Figure collection entries:
◇ ◇ ◇
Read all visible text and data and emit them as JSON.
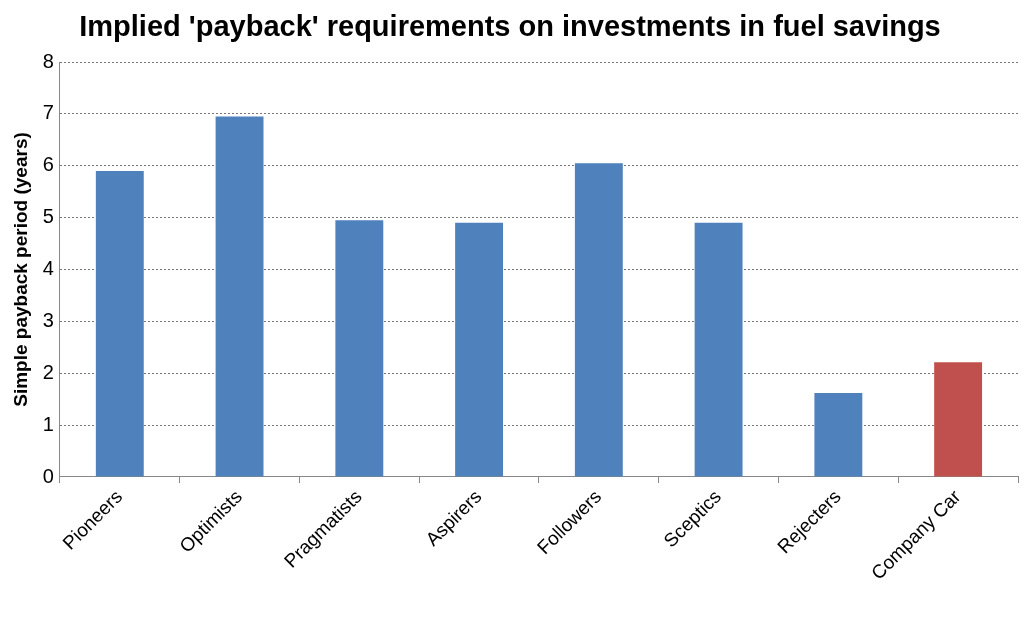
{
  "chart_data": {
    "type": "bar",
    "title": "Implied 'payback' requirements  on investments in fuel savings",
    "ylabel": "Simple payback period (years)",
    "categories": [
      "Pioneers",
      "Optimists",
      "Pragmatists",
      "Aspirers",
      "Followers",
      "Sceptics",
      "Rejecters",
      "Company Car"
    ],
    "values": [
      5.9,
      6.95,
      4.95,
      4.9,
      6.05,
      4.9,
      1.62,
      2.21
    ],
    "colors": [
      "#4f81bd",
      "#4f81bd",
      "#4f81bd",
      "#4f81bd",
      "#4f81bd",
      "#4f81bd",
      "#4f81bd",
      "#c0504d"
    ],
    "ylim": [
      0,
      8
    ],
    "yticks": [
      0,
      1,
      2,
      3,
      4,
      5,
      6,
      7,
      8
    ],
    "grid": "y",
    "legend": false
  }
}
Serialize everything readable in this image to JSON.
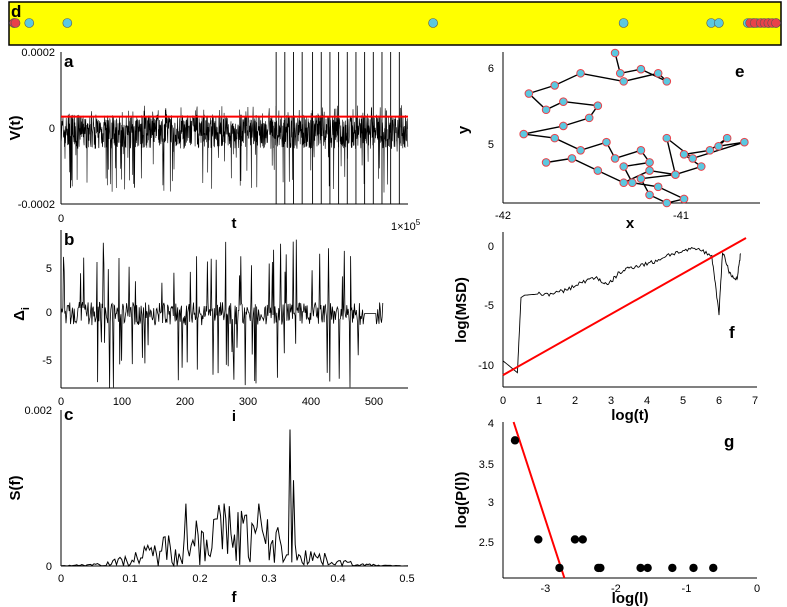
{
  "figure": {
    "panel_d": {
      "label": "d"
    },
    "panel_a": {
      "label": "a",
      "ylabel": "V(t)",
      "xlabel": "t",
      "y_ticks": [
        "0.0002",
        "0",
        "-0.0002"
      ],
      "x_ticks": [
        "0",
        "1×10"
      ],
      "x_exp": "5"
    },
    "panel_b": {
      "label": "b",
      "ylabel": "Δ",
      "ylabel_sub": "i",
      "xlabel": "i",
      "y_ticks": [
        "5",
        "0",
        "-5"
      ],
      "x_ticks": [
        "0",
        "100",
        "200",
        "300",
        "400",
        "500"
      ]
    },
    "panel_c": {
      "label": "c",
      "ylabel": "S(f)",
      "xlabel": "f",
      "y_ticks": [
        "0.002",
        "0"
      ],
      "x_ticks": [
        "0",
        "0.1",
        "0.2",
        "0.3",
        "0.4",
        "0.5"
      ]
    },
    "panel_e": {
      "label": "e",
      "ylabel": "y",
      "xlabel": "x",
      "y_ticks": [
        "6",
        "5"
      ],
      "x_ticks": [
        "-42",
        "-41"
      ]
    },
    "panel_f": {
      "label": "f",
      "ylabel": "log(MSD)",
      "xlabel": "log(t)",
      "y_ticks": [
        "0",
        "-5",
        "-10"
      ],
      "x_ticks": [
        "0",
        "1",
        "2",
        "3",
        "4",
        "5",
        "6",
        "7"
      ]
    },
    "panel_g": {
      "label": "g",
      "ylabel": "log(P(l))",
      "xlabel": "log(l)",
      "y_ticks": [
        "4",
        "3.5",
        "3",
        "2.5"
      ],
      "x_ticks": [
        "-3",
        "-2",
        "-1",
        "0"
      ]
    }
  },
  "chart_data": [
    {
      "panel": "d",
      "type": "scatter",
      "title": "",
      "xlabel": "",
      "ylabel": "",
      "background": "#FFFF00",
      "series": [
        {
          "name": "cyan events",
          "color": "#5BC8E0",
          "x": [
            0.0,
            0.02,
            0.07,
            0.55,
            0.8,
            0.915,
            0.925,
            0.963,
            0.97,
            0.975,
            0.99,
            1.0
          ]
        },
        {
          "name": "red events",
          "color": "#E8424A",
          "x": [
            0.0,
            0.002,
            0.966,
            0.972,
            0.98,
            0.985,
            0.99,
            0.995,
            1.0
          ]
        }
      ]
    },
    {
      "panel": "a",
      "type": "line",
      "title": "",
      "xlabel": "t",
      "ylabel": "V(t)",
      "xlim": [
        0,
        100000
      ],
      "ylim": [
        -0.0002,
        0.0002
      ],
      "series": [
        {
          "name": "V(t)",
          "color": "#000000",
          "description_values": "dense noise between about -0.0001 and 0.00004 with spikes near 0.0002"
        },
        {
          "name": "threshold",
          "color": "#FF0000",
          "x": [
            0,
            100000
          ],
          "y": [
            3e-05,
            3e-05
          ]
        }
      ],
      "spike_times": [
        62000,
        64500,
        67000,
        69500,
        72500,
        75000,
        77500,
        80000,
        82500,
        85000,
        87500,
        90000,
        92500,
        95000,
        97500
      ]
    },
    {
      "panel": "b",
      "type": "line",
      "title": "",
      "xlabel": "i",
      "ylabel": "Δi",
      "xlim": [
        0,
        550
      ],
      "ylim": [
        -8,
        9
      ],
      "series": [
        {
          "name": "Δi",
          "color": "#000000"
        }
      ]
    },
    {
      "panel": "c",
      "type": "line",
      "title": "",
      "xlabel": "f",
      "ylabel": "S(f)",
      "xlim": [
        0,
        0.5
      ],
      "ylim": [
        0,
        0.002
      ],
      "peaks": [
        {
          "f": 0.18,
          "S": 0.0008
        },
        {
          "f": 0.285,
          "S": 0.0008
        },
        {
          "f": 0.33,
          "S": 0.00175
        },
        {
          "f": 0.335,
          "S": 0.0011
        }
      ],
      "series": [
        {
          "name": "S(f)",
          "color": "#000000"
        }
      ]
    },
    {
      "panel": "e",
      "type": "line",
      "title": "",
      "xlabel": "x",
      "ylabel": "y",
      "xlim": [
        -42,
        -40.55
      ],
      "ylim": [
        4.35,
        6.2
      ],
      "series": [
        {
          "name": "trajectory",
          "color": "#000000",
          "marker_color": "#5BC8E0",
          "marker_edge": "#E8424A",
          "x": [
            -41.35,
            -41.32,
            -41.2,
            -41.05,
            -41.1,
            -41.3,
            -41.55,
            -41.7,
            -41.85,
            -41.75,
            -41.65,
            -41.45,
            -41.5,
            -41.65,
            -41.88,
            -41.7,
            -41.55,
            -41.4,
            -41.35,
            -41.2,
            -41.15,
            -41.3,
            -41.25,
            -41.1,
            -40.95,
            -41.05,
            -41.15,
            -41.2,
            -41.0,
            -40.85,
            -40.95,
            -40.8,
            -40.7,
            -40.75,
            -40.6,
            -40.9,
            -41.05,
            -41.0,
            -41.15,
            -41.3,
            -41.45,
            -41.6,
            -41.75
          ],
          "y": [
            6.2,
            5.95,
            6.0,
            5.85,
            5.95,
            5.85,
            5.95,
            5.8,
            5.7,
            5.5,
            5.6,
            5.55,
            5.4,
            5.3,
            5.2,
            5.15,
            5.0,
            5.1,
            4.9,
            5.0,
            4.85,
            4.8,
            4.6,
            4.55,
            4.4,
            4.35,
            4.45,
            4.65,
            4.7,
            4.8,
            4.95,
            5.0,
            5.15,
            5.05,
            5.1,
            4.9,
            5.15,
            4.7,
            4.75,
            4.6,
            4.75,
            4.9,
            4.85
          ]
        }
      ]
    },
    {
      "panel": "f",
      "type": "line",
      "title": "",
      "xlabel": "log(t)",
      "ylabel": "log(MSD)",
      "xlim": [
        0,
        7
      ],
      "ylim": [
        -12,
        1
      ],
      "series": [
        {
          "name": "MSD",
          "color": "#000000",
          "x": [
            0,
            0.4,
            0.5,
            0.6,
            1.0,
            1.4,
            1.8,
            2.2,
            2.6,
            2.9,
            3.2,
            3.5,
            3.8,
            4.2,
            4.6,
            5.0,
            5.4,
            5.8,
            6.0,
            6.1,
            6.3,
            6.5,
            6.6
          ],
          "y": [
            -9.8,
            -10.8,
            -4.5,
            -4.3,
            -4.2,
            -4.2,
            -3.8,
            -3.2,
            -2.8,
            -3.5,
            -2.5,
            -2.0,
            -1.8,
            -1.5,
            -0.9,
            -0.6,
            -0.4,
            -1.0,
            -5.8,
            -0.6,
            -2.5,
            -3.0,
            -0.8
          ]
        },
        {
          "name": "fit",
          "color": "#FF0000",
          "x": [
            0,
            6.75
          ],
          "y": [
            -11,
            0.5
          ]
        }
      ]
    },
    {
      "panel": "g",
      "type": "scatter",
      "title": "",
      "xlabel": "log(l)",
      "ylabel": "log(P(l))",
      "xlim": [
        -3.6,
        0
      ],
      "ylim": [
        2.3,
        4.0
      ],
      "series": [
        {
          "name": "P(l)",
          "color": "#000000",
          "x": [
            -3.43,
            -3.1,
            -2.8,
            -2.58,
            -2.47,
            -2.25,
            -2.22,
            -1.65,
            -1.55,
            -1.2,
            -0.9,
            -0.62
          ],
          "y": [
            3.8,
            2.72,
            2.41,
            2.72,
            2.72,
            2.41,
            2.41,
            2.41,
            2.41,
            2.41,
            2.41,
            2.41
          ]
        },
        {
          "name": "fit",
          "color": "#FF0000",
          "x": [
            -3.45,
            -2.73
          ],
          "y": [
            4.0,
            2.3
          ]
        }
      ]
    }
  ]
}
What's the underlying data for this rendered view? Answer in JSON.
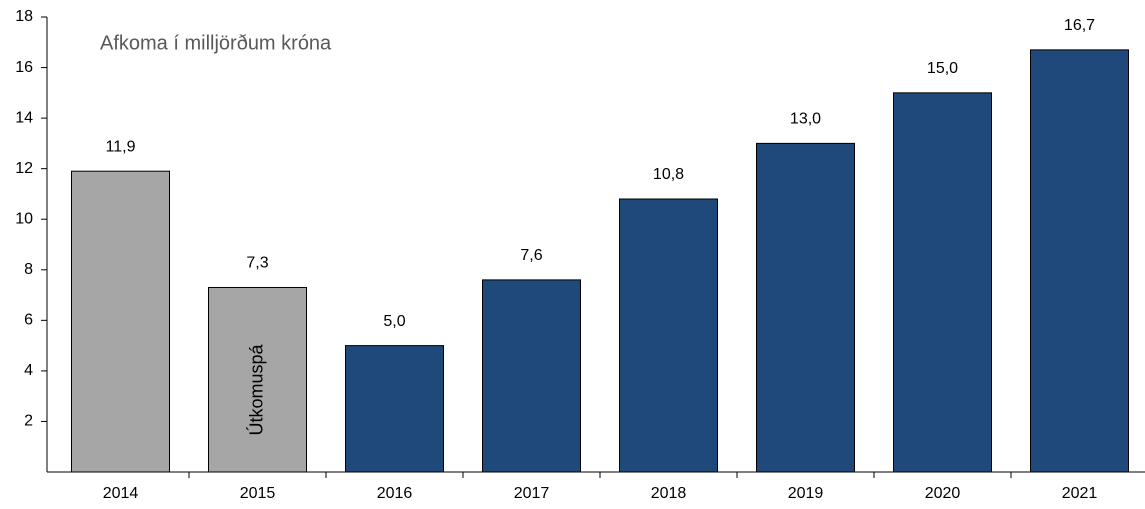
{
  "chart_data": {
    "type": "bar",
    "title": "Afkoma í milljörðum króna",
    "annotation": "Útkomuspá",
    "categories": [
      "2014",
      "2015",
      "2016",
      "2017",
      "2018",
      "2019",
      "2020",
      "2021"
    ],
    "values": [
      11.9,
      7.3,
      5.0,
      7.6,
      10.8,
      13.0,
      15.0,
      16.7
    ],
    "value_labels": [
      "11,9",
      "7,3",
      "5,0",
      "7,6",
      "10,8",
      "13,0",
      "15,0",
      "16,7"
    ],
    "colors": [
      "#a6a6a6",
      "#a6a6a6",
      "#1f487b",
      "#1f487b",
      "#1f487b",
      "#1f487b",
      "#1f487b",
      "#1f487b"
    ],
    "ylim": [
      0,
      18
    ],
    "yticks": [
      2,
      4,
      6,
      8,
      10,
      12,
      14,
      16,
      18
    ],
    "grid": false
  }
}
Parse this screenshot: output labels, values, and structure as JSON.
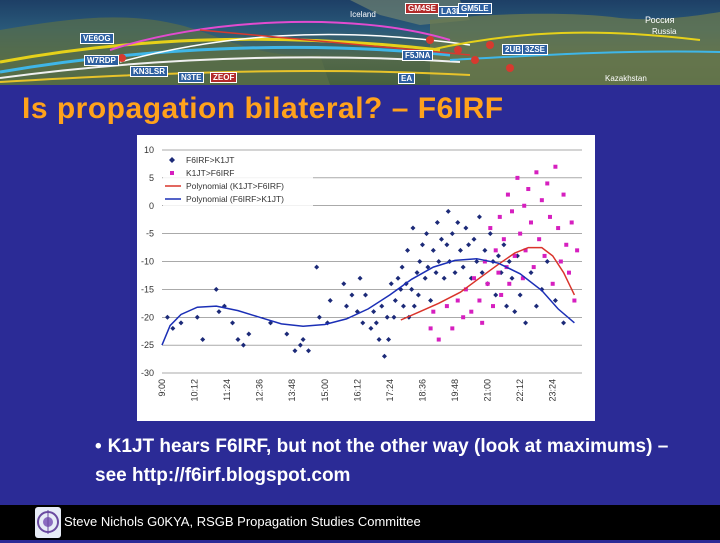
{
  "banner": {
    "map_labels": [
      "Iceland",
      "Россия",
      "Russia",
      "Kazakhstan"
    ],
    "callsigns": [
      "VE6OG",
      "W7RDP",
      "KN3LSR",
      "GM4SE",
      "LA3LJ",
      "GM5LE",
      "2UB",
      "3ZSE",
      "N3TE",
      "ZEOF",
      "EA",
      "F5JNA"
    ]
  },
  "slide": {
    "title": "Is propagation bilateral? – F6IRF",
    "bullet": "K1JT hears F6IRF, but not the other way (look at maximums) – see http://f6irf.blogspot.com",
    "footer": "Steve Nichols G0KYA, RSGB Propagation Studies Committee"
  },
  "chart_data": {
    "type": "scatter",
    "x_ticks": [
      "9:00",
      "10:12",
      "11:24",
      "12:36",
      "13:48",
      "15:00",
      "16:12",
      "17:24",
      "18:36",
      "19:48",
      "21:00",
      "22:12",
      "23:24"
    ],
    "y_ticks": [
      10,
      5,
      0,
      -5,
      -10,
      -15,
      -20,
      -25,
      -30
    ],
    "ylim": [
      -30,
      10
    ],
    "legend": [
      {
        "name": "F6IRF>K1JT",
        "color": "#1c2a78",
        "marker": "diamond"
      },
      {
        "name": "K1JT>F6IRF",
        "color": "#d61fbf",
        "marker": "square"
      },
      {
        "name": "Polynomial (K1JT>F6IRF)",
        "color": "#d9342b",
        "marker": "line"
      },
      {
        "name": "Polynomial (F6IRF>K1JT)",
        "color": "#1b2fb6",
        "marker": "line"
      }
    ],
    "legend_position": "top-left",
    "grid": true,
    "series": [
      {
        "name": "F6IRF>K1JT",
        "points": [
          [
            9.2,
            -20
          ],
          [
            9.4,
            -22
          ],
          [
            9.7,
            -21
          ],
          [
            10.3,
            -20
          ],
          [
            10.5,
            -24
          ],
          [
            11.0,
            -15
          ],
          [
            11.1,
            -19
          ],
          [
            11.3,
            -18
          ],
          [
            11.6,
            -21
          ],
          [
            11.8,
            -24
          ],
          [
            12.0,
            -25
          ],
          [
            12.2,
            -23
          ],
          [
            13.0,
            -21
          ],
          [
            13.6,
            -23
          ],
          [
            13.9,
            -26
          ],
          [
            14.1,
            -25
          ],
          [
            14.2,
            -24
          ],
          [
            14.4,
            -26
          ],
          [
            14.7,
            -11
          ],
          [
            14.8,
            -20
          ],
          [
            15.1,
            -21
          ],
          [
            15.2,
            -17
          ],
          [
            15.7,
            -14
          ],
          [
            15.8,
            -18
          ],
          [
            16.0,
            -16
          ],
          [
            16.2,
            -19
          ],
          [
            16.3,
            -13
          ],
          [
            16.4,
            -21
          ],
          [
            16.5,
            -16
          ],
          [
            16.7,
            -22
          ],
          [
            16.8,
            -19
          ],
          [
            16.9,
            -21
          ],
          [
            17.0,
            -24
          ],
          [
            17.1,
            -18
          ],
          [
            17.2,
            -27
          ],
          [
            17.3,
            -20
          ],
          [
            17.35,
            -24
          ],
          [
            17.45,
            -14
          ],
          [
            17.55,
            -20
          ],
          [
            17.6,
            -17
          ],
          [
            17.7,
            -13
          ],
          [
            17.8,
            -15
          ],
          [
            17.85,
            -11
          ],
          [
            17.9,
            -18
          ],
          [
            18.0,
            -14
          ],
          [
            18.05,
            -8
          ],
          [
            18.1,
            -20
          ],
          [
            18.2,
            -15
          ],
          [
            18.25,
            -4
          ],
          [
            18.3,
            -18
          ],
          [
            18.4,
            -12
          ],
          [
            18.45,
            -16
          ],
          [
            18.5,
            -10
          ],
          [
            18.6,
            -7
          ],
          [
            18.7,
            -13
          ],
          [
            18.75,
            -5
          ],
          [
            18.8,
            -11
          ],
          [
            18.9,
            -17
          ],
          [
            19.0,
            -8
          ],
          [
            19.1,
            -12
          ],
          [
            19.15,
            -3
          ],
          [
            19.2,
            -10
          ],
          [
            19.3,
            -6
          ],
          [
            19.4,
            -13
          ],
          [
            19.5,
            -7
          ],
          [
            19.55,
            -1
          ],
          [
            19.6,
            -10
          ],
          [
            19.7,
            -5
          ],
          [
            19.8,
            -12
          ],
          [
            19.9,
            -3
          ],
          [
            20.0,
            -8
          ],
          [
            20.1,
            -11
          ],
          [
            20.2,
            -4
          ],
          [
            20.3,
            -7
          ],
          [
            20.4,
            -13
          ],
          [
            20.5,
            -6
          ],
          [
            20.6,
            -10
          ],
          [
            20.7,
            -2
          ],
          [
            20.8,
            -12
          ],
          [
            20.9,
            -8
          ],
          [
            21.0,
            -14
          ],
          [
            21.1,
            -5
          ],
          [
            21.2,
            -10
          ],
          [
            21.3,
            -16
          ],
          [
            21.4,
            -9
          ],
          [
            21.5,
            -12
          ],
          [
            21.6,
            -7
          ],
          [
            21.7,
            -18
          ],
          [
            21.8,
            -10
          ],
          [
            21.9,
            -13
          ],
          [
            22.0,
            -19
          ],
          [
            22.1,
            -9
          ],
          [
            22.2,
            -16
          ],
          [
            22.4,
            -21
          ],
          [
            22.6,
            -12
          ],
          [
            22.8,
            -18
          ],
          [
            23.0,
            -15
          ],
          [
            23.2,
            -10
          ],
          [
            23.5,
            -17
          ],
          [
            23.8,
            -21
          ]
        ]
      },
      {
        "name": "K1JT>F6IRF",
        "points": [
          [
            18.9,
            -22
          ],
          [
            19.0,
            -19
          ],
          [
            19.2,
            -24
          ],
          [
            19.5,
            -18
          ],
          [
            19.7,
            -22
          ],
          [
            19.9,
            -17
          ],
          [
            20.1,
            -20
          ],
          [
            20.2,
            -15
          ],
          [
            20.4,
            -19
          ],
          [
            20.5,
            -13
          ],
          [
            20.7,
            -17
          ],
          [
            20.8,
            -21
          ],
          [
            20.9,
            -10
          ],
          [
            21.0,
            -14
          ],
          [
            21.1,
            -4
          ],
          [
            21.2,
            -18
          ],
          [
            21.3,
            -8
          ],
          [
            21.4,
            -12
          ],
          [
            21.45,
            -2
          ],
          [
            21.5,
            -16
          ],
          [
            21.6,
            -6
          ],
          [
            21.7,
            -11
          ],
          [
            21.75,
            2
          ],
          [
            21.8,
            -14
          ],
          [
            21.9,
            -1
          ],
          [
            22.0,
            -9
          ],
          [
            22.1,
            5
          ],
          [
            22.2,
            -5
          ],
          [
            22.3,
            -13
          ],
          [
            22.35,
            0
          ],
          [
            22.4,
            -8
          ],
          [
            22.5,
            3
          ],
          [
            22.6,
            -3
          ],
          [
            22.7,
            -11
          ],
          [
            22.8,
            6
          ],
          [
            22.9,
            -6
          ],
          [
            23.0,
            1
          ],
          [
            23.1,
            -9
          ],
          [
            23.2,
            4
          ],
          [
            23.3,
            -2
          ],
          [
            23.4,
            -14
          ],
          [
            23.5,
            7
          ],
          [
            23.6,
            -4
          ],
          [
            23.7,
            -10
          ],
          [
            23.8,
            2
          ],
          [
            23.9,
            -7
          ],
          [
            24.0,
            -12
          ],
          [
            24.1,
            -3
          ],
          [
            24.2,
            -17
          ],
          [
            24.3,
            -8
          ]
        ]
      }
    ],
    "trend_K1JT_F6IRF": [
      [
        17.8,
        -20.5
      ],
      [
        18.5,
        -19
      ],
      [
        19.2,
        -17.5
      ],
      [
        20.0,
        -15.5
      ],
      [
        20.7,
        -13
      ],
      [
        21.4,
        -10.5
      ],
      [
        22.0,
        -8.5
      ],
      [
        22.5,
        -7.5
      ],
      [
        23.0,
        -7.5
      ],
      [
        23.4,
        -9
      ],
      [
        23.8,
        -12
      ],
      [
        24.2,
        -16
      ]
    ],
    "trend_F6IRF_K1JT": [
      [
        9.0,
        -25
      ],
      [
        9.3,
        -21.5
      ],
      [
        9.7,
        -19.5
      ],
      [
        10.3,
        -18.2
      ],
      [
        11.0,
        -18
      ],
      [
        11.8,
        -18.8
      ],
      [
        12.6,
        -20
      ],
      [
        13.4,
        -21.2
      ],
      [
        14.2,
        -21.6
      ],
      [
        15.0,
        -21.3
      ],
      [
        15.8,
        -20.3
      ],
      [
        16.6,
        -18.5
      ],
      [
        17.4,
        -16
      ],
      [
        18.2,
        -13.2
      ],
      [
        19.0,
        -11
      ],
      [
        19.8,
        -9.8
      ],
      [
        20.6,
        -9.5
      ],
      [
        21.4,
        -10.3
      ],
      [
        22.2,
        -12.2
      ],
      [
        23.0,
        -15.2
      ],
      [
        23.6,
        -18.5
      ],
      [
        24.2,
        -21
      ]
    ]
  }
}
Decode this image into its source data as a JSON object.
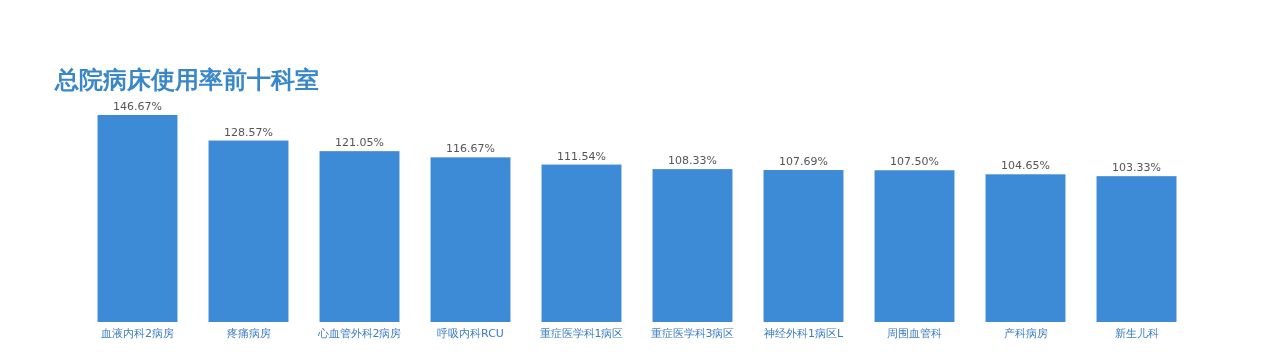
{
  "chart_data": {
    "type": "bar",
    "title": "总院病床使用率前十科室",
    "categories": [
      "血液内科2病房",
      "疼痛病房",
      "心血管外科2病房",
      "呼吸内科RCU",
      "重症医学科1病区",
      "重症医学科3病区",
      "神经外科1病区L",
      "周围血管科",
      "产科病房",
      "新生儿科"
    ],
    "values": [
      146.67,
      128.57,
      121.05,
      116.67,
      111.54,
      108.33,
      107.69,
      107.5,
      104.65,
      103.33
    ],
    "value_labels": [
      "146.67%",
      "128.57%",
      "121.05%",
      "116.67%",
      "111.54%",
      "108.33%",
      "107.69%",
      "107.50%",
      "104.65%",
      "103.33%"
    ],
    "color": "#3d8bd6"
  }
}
◇ ◇ ◇
**What you should do:** Each line that holds the word "JSON" should be extracted from the records.

**Full solution:**
Read all visible text and data and emit them as JSON.
Serialize everything readable in this image to JSON.
What's the underlying data for this rendered view? Answer in JSON.
Parse this screenshot: output labels, values, and structure as JSON.
Decode this image into its source data as a JSON object.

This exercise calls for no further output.